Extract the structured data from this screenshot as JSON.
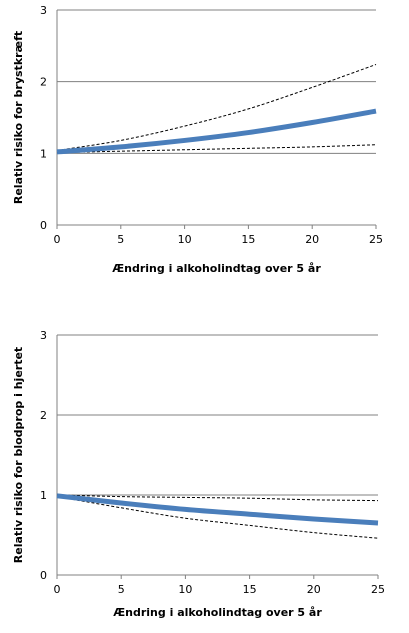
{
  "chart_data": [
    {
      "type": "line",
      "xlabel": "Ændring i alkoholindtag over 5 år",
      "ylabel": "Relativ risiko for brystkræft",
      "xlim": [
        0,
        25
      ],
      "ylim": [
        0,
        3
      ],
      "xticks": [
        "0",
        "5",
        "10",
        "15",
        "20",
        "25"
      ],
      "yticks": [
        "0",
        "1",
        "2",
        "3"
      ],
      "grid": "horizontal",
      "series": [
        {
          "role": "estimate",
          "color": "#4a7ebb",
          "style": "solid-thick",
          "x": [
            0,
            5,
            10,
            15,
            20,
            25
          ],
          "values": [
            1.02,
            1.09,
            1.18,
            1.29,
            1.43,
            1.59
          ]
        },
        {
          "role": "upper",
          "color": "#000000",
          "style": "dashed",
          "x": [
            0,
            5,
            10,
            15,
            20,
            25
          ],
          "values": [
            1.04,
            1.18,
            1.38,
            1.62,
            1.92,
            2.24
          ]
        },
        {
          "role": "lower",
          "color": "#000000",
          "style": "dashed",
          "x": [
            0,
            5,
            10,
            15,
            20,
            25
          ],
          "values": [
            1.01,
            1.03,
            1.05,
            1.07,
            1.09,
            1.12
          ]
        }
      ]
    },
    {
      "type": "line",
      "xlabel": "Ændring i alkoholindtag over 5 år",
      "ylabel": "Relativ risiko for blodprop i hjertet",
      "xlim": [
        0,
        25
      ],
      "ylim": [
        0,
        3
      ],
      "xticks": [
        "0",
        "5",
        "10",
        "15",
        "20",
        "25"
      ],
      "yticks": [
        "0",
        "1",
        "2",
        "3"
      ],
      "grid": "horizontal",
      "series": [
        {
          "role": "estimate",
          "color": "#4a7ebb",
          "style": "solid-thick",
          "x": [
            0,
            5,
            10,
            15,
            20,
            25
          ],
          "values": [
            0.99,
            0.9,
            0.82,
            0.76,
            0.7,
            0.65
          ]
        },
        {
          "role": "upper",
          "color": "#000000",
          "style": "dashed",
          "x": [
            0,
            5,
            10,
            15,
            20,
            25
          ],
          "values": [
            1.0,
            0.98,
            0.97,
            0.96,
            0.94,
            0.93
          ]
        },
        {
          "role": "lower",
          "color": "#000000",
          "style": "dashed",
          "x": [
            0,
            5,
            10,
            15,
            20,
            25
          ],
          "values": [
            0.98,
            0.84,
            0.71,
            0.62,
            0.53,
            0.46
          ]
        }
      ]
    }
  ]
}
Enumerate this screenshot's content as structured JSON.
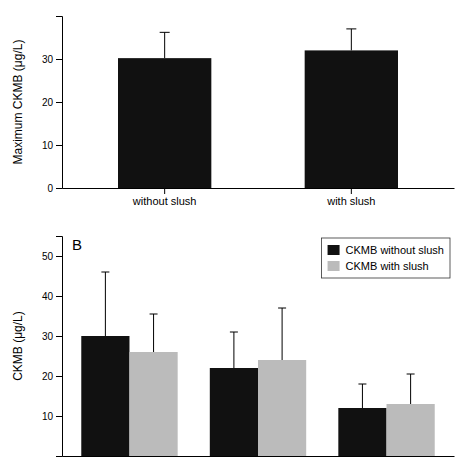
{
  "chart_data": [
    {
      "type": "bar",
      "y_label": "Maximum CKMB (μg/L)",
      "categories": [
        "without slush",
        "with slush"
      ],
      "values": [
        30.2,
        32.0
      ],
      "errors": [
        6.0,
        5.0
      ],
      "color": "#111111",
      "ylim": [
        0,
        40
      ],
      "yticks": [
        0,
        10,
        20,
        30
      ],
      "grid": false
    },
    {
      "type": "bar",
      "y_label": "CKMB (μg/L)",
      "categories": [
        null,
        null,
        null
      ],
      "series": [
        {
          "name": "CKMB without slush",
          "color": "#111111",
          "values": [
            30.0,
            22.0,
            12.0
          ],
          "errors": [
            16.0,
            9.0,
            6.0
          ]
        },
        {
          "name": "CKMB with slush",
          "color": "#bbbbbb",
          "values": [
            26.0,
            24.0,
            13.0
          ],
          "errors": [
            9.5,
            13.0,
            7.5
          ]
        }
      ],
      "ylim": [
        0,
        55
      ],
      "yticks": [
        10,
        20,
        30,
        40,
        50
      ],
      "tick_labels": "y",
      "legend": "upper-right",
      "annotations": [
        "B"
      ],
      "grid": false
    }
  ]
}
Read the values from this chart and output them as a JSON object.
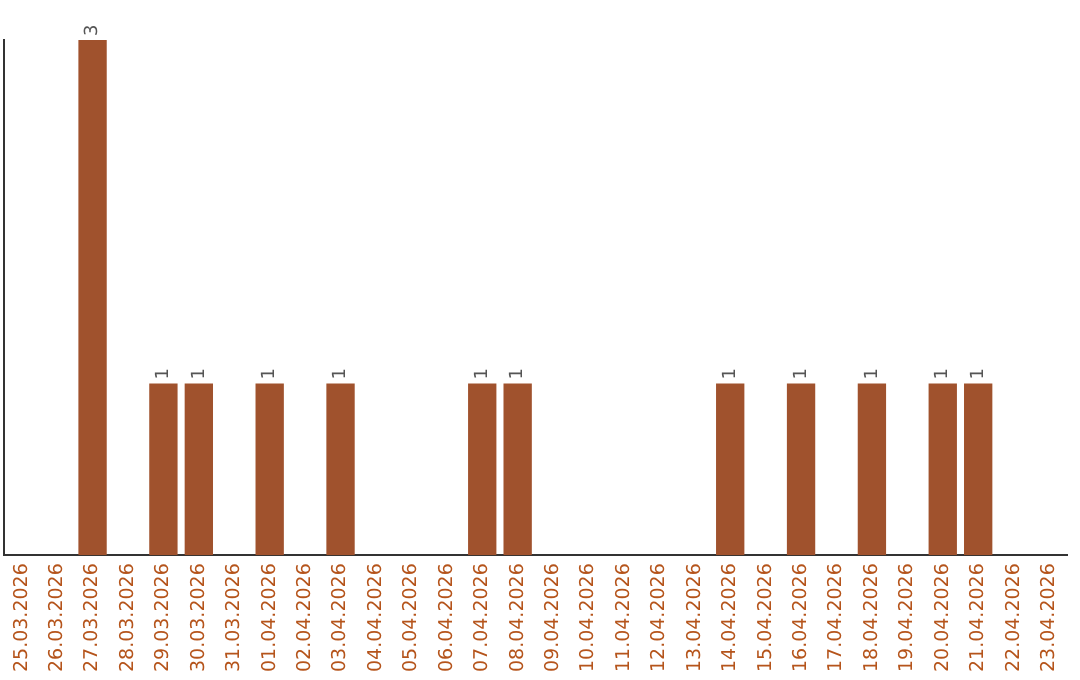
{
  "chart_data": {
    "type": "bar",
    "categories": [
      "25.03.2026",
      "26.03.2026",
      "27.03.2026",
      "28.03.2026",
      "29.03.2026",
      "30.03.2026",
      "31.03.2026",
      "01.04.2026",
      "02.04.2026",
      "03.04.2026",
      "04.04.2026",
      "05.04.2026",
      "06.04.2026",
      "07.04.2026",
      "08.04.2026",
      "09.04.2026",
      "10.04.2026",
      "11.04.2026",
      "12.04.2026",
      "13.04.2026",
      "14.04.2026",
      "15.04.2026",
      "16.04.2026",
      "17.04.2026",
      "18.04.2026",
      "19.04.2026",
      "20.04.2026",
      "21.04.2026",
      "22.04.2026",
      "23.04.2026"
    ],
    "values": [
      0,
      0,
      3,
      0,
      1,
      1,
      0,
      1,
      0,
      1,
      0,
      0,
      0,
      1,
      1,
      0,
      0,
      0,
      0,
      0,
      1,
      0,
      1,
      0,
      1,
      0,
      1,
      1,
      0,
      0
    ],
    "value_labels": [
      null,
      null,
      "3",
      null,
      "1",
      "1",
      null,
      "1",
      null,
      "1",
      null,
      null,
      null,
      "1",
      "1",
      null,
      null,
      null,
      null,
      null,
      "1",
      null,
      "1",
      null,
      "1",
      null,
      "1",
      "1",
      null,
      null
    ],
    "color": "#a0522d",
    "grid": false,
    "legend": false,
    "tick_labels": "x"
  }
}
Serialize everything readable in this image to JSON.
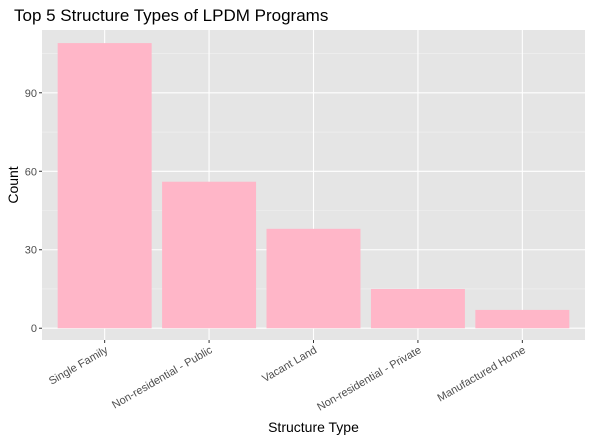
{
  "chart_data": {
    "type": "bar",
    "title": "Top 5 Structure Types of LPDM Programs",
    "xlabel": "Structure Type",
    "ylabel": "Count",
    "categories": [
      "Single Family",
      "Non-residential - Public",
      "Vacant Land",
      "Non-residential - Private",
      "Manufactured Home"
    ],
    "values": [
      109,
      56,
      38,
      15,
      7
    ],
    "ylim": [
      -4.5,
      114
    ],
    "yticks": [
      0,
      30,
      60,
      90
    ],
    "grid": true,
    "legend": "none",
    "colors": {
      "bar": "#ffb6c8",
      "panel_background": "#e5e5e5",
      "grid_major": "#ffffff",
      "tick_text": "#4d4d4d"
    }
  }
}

§ Written exercise
Transcribe the material exactly, leaving every picture out.

§ Written solution
Extract the structured data from this screenshot as JSON.
{
  "chart_data": [
    {
      "type": "line",
      "xlabel": "Ændring i alkoholindtag over 5 år",
      "ylabel": "Relativ risiko for brystkræft",
      "xlim": [
        0,
        25
      ],
      "ylim": [
        0,
        3
      ],
      "xticks": [
        "0",
        "5",
        "10",
        "15",
        "20",
        "25"
      ],
      "yticks": [
        "0",
        "1",
        "2",
        "3"
      ],
      "grid": "horizontal",
      "series": [
        {
          "role": "estimate",
          "color": "#4a7ebb",
          "style": "solid-thick",
          "x": [
            0,
            5,
            10,
            15,
            20,
            25
          ],
          "values": [
            1.02,
            1.09,
            1.18,
            1.29,
            1.43,
            1.59
          ]
        },
        {
          "role": "upper",
          "color": "#000000",
          "style": "dashed",
          "x": [
            0,
            5,
            10,
            15,
            20,
            25
          ],
          "values": [
            1.04,
            1.18,
            1.38,
            1.62,
            1.92,
            2.24
          ]
        },
        {
          "role": "lower",
          "color": "#000000",
          "style": "dashed",
          "x": [
            0,
            5,
            10,
            15,
            20,
            25
          ],
          "values": [
            1.01,
            1.03,
            1.05,
            1.07,
            1.09,
            1.12
          ]
        }
      ]
    },
    {
      "type": "line",
      "xlabel": "Ændring i alkoholindtag over 5 år",
      "ylabel": "Relativ risiko for blodprop i hjertet",
      "xlim": [
        0,
        25
      ],
      "ylim": [
        0,
        3
      ],
      "xticks": [
        "0",
        "5",
        "10",
        "15",
        "20",
        "25"
      ],
      "yticks": [
        "0",
        "1",
        "2",
        "3"
      ],
      "grid": "horizontal",
      "series": [
        {
          "role": "estimate",
          "color": "#4a7ebb",
          "style": "solid-thick",
          "x": [
            0,
            5,
            10,
            15,
            20,
            25
          ],
          "values": [
            0.99,
            0.9,
            0.82,
            0.76,
            0.7,
            0.65
          ]
        },
        {
          "role": "upper",
          "color": "#000000",
          "style": "dashed",
          "x": [
            0,
            5,
            10,
            15,
            20,
            25
          ],
          "values": [
            1.0,
            0.98,
            0.97,
            0.96,
            0.94,
            0.93
          ]
        },
        {
          "role": "lower",
          "color": "#000000",
          "style": "dashed",
          "x": [
            0,
            5,
            10,
            15,
            20,
            25
          ],
          "values": [
            0.98,
            0.84,
            0.71,
            0.62,
            0.53,
            0.46
          ]
        }
      ]
    }
  ]
}
Enumerate this screenshot's content as structured JSON.
{
  "chart_data": [
    {
      "type": "bar",
      "y_label": "Maximum CKMB (μg/L)",
      "categories": [
        "without slush",
        "with slush"
      ],
      "values": [
        30.2,
        32.0
      ],
      "errors": [
        6.0,
        5.0
      ],
      "color": "#111111",
      "ylim": [
        0,
        40
      ],
      "yticks": [
        0,
        10,
        20,
        30
      ],
      "grid": false
    },
    {
      "type": "bar",
      "y_label": "CKMB (μg/L)",
      "categories": [
        null,
        null,
        null
      ],
      "series": [
        {
          "name": "CKMB without slush",
          "color": "#111111",
          "values": [
            30.0,
            22.0,
            12.0
          ],
          "errors": [
            16.0,
            9.0,
            6.0
          ]
        },
        {
          "name": "CKMB with slush",
          "color": "#bbbbbb",
          "values": [
            26.0,
            24.0,
            13.0
          ],
          "errors": [
            9.5,
            13.0,
            7.5
          ]
        }
      ],
      "ylim": [
        0,
        55
      ],
      "yticks": [
        10,
        20,
        30,
        40,
        50
      ],
      "tick_labels": "y",
      "legend": "upper-right",
      "annotations": [
        "B"
      ],
      "grid": false
    }
  ]
}
Read the values from this chart and output them as a JSON object.
{
  "chart_data": {
    "type": "bar",
    "categories": [
      "25.03.2026",
      "26.03.2026",
      "27.03.2026",
      "28.03.2026",
      "29.03.2026",
      "30.03.2026",
      "31.03.2026",
      "01.04.2026",
      "02.04.2026",
      "03.04.2026",
      "04.04.2026",
      "05.04.2026",
      "06.04.2026",
      "07.04.2026",
      "08.04.2026",
      "09.04.2026",
      "10.04.2026",
      "11.04.2026",
      "12.04.2026",
      "13.04.2026",
      "14.04.2026",
      "15.04.2026",
      "16.04.2026",
      "17.04.2026",
      "18.04.2026",
      "19.04.2026",
      "20.04.2026",
      "21.04.2026",
      "22.04.2026",
      "23.04.2026"
    ],
    "values": [
      0,
      0,
      3,
      0,
      1,
      1,
      0,
      1,
      0,
      1,
      0,
      0,
      0,
      1,
      1,
      0,
      0,
      0,
      0,
      0,
      1,
      0,
      1,
      0,
      1,
      0,
      1,
      1,
      0,
      0
    ],
    "value_labels": [
      null,
      null,
      "3",
      null,
      "1",
      "1",
      null,
      "1",
      null,
      "1",
      null,
      null,
      null,
      "1",
      "1",
      null,
      null,
      null,
      null,
      null,
      "1",
      null,
      "1",
      null,
      "1",
      null,
      "1",
      "1",
      null,
      null
    ],
    "color": "#a0522d",
    "grid": false,
    "legend": false,
    "tick_labels": "x"
  }
}
Serialize everything readable in this image to JSON.
{
  "chart_data": {
    "type": "bar",
    "title": "Top 5 Structure Types of LPDM Programs",
    "xlabel": "Structure Type",
    "ylabel": "Count",
    "categories": [
      "Single Family",
      "Non-residential - Public",
      "Vacant Land",
      "Non-residential - Private",
      "Manufactured Home"
    ],
    "values": [
      109,
      56,
      38,
      15,
      7
    ],
    "ylim": [
      -4.5,
      114
    ],
    "yticks": [
      0,
      30,
      60,
      90
    ],
    "grid": true,
    "legend": "none",
    "colors": {
      "bar": "#ffb6c8",
      "panel_background": "#e5e5e5",
      "grid_major": "#ffffff",
      "tick_text": "#4d4d4d"
    }
  }
}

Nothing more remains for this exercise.